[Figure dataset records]
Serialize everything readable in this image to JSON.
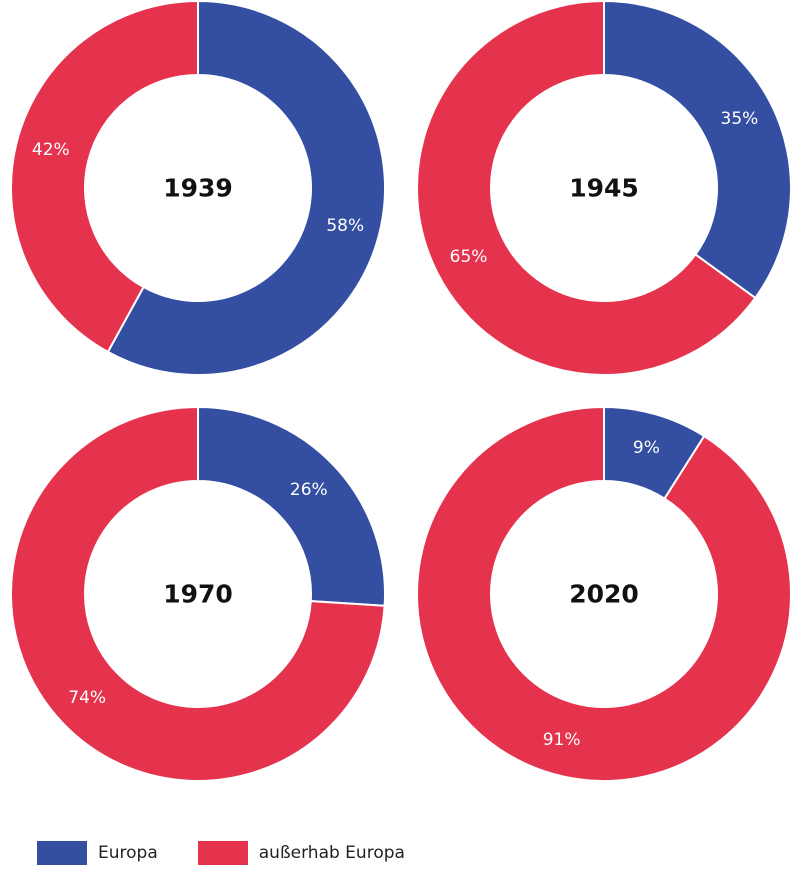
{
  "chart_data": [
    {
      "type": "pie",
      "title": "1939",
      "categories": [
        "Europa",
        "außerhab Europa"
      ],
      "values": [
        58,
        42
      ],
      "labels": [
        "58%",
        "42%"
      ]
    },
    {
      "type": "pie",
      "title": "1945",
      "categories": [
        "Europa",
        "außerhab Europa"
      ],
      "values": [
        35,
        65
      ],
      "labels": [
        "35%",
        "65%"
      ]
    },
    {
      "type": "pie",
      "title": "1970",
      "categories": [
        "Europa",
        "außerhab Europa"
      ],
      "values": [
        26,
        74
      ],
      "labels": [
        "26%",
        "74%"
      ]
    },
    {
      "type": "pie",
      "title": "2020",
      "categories": [
        "Europa",
        "außerhab Europa"
      ],
      "values": [
        9,
        91
      ],
      "labels": [
        "9%",
        "91%"
      ]
    }
  ],
  "legend": {
    "position": "bottom-left",
    "items": [
      {
        "label": "Europa",
        "color": "#344ea2"
      },
      {
        "label": "außerhab Europa",
        "color": "#e5334e"
      }
    ]
  },
  "colors": {
    "europa": "#344ea2",
    "outside": "#e5334e",
    "separator": "#ffffff"
  }
}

▶ _Aim_: Collect every line above that contains the word "title".

▶ _Solution below_:
      "title": "1939",
      "title": "1945",
      "title": "1970",
      "title": "2020",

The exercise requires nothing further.